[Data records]
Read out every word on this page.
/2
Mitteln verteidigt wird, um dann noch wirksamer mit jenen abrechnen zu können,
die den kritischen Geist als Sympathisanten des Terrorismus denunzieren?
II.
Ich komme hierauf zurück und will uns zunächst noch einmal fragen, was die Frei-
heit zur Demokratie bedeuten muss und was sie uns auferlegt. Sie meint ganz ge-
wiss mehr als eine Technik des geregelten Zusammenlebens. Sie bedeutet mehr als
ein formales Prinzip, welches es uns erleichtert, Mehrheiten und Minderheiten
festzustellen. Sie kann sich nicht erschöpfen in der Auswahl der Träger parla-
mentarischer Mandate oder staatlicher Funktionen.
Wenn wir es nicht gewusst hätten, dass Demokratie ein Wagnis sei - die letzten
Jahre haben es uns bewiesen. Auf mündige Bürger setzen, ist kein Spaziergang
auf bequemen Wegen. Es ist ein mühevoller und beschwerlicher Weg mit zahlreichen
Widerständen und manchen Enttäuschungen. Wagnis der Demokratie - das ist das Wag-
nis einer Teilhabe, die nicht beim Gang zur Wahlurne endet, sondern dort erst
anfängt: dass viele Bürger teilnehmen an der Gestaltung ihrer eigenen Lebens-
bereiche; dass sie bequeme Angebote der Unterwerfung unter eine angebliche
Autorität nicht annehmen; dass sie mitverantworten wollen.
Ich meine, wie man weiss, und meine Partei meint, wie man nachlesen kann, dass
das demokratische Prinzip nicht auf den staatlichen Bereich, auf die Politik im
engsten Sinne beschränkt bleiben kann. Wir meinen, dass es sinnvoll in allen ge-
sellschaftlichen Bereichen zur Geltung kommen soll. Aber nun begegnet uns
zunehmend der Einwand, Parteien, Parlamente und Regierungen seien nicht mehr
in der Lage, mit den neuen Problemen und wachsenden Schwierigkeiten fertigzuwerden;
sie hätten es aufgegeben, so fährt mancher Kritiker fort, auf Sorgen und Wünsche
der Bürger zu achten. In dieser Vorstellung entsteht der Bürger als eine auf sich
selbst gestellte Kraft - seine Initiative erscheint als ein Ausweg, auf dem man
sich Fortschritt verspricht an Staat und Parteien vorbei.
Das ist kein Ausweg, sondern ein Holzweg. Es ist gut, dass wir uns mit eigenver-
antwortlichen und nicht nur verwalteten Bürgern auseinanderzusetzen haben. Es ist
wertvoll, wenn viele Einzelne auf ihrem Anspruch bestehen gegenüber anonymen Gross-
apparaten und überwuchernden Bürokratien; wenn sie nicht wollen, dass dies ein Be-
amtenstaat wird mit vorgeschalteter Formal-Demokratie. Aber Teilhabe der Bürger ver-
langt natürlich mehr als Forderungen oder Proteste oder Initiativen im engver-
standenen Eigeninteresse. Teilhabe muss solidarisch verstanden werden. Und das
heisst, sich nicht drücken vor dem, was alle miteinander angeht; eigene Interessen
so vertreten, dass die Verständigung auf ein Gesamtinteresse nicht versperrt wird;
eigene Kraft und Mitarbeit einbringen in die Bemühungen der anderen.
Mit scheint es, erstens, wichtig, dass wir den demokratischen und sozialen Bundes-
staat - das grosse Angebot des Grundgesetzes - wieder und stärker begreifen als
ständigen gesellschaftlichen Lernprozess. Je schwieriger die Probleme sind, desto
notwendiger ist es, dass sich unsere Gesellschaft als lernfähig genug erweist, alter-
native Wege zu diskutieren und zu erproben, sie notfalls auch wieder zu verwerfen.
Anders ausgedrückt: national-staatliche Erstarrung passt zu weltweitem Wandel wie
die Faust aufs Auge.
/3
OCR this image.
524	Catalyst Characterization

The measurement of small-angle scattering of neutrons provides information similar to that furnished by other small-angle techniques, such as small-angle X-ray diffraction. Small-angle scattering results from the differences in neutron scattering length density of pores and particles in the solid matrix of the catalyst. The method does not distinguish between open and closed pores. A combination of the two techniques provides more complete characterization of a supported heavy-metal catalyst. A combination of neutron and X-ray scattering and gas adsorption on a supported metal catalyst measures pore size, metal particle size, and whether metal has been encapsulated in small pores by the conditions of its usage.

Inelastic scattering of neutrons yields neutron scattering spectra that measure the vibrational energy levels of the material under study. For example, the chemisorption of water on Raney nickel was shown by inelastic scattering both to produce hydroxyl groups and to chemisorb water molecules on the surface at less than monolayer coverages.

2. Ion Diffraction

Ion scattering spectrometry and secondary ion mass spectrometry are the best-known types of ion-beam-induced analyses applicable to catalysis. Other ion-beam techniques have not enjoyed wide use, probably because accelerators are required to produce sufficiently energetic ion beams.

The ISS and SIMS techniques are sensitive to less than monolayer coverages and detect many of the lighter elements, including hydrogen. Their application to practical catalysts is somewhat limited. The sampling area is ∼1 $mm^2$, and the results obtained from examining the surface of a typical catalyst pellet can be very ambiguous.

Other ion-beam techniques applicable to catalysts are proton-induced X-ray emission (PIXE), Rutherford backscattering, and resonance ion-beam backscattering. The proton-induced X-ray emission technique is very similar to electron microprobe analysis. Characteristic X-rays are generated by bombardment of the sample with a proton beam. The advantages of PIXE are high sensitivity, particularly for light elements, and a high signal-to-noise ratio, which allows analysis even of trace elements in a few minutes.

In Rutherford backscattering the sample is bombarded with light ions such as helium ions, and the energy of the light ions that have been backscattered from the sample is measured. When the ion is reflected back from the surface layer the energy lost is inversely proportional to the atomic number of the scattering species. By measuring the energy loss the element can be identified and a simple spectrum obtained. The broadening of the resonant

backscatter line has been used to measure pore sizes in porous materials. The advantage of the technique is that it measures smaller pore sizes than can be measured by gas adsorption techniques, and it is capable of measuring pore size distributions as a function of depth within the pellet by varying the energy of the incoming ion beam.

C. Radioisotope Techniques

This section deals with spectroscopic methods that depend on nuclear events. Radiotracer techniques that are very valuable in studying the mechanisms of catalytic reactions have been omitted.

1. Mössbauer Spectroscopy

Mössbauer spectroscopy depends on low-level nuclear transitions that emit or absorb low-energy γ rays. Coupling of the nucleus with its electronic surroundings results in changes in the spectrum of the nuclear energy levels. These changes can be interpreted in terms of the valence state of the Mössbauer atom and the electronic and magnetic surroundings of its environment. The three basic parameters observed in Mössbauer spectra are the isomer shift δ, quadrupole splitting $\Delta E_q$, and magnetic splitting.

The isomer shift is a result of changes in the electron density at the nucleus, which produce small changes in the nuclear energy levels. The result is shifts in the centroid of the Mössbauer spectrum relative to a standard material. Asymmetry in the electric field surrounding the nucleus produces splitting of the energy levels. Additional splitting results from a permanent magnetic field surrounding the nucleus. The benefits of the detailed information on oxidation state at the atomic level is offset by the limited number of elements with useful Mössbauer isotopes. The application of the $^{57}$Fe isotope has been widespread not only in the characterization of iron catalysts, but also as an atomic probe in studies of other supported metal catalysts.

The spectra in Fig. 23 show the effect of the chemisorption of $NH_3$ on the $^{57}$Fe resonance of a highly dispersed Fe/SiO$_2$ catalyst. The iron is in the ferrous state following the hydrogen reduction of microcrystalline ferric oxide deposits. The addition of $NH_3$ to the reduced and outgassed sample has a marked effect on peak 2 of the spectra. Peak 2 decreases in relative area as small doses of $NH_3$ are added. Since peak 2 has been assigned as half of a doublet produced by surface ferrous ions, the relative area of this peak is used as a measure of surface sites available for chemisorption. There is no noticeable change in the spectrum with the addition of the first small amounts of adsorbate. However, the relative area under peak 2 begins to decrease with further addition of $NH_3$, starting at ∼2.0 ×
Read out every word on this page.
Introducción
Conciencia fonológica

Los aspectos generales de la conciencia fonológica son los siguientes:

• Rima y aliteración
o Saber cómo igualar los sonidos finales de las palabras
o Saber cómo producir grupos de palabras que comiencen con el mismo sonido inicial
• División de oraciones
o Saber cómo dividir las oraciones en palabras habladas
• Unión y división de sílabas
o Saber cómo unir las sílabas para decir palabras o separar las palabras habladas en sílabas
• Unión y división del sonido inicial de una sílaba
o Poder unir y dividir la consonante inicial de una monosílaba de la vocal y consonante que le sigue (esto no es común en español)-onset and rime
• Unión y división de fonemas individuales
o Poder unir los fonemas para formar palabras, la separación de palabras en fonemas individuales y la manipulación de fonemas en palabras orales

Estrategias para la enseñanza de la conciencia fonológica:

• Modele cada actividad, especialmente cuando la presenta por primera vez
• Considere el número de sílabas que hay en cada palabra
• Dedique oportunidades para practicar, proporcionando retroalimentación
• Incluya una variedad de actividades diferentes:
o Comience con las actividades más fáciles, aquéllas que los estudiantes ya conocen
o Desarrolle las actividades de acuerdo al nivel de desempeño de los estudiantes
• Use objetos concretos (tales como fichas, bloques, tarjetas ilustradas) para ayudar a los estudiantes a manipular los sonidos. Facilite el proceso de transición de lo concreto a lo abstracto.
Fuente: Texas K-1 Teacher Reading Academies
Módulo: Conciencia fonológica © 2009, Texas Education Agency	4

AIM -
Pull out all lines from the entries above that include the word "measures".

OUTPUT OF THE EXERCISE -
The measurement of small-angle scattering of neutrons provides information similar to that furnished by other small-angle techniques, such as small-angle X-ray diffraction. Small-angle scattering results from the differences in neutron scattering length density of pores and particles in the solid matrix of the catalyst. The method does not distinguish between open and closed pores. A combination of the two techniques provides more complete characterization of a supported heavy-metal catalyst. A combination of neutron and X-ray scattering and gas adsorption on a supported metal catalyst measures pore size, metal particle size, and whether metal has been encapsulated in small pores by the conditions of its usage.
backscatter line has been used to measure pore sizes in porous materials. The advantage of the technique is that it measures smaller pore sizes than can be measured by gas adsorption techniques, and it is capable of measuring pore size distributions as a function of depth within the pellet by varying the energy of the incoming ion beam.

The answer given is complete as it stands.